### Data entries

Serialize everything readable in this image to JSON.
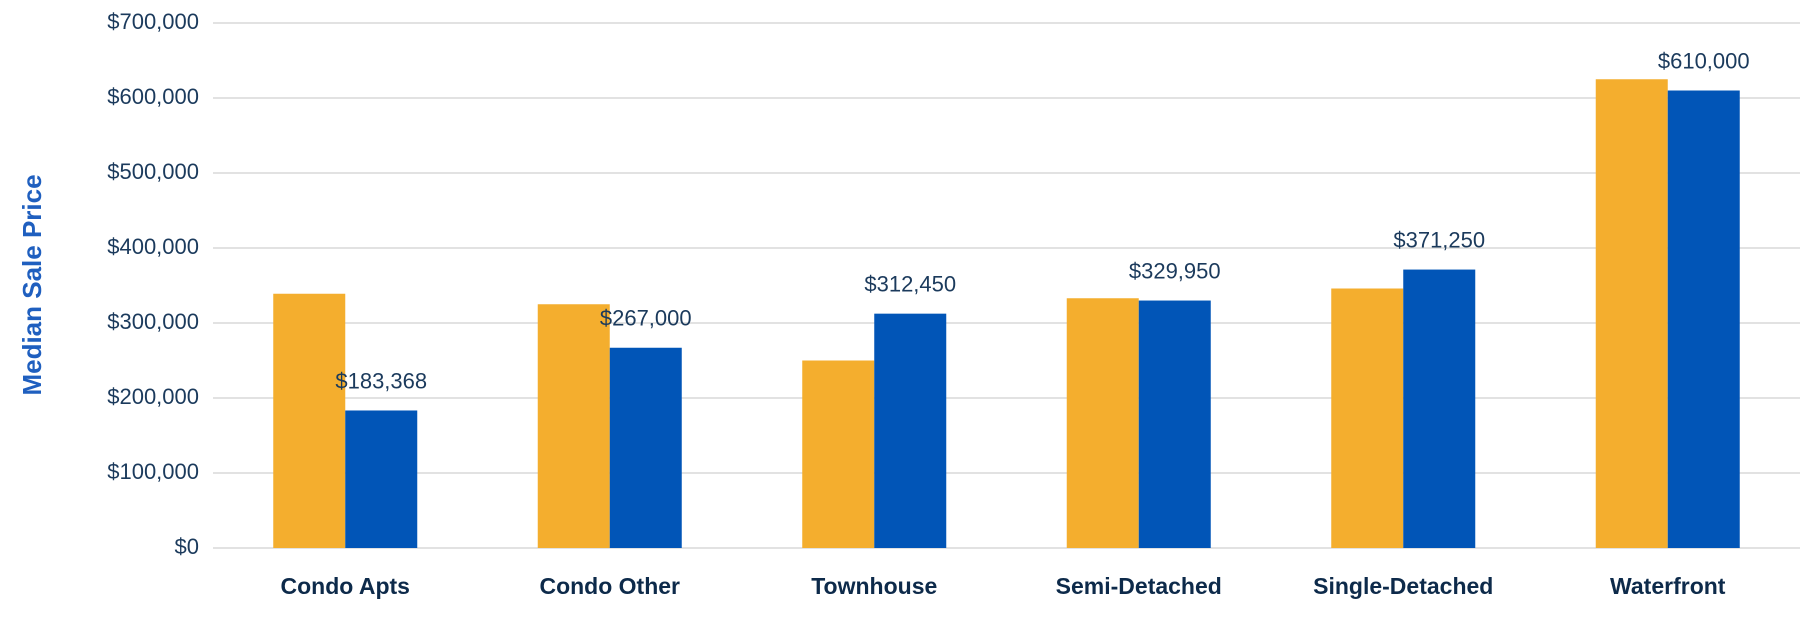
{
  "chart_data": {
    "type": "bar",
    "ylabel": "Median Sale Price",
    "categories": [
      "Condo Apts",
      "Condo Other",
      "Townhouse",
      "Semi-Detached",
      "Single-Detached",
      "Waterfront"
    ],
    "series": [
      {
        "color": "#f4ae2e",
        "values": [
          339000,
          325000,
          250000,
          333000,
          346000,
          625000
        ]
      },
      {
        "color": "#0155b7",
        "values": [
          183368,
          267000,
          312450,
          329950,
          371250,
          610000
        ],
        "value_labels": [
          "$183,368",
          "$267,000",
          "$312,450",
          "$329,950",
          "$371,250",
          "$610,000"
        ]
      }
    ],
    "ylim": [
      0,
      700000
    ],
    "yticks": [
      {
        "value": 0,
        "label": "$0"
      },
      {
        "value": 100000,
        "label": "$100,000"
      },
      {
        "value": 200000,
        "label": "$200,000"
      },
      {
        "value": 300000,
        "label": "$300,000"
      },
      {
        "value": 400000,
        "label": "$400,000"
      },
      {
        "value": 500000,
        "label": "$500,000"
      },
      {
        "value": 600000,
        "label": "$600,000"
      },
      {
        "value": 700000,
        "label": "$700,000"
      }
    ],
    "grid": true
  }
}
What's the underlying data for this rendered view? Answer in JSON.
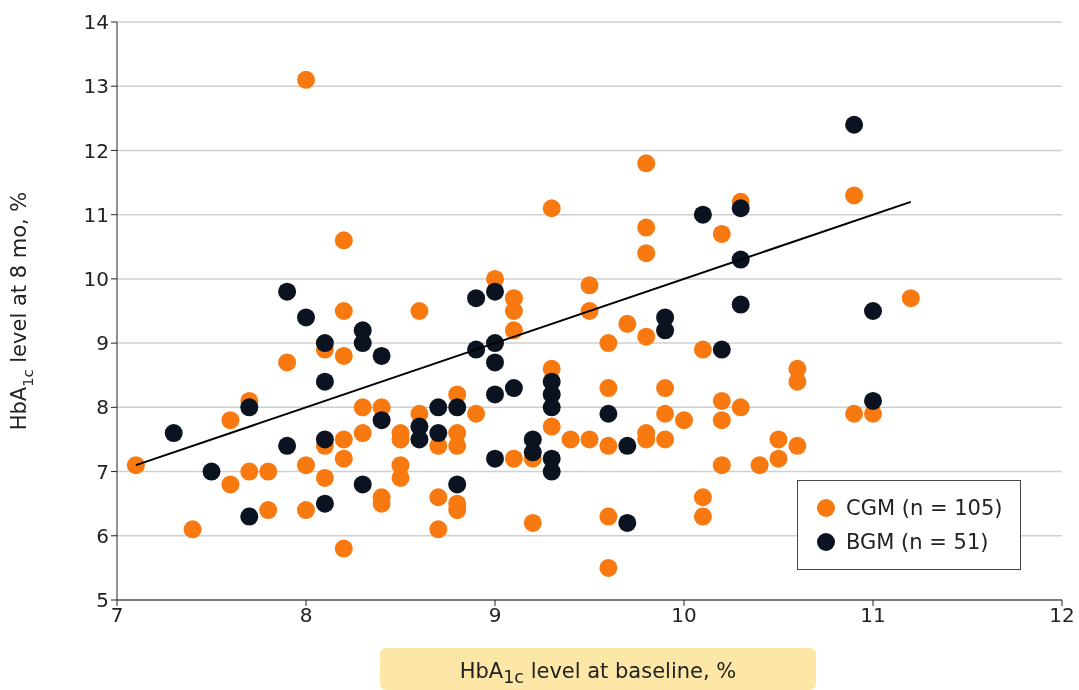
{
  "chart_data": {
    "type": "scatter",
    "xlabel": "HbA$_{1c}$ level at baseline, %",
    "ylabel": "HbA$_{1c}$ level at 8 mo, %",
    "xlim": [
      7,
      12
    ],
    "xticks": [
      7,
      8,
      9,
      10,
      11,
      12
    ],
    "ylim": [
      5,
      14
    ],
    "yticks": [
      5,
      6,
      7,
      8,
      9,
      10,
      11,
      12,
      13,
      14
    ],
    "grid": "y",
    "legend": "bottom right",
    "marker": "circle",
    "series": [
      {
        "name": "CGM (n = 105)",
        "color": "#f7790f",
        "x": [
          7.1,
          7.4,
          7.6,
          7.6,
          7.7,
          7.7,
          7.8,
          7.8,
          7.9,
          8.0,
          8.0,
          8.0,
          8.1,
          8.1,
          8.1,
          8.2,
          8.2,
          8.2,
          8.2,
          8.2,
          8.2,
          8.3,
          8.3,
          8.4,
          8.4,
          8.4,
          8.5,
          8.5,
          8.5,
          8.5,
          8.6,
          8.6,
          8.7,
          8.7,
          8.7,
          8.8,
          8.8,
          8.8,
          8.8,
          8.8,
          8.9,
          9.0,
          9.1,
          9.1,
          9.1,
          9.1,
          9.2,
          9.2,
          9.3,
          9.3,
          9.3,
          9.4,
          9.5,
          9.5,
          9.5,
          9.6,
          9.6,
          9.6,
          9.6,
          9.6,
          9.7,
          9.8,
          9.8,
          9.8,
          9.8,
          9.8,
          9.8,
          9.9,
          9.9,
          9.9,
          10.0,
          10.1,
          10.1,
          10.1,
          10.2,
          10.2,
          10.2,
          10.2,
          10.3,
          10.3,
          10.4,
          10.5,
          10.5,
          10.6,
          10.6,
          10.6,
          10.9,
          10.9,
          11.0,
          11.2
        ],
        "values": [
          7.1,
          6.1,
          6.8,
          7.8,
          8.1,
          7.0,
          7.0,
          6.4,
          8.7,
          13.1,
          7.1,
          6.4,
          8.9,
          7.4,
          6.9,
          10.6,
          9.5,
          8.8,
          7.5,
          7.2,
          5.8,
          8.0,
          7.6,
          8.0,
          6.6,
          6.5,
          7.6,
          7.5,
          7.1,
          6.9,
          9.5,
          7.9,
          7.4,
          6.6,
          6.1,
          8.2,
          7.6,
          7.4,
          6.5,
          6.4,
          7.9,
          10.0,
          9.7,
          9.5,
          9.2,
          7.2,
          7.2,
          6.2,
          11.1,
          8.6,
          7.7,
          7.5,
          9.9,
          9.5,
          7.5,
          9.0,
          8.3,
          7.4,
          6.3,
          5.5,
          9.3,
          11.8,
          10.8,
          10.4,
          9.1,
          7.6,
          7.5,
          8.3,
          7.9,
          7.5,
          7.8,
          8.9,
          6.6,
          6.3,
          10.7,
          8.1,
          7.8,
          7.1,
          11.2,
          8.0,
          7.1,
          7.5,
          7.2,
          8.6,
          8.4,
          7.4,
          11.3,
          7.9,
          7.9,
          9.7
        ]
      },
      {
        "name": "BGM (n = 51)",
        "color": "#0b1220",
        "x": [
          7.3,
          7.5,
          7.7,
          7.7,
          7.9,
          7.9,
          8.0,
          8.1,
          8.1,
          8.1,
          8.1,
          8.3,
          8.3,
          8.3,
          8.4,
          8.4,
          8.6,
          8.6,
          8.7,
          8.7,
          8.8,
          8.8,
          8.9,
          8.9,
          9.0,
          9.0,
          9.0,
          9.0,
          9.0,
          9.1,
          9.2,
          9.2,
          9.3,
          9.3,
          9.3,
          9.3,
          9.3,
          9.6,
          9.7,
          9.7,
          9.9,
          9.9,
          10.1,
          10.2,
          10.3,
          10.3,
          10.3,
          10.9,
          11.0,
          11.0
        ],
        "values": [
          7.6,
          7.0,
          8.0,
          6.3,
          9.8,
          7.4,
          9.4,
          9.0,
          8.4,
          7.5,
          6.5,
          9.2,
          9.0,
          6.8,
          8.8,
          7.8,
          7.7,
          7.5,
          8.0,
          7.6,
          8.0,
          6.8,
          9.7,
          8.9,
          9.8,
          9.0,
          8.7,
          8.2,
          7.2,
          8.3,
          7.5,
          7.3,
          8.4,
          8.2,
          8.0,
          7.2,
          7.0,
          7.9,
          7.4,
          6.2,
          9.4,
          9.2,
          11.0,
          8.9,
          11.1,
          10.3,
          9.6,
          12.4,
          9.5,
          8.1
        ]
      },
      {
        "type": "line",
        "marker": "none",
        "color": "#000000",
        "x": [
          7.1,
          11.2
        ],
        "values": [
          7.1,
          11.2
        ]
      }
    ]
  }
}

######

Check each line above for the word "JSON" and copy the ones that have it.

Answer for the task:
Serialize everything readable in this image to JSON.
What's the underlying data for this rendered view? Answer in JSON.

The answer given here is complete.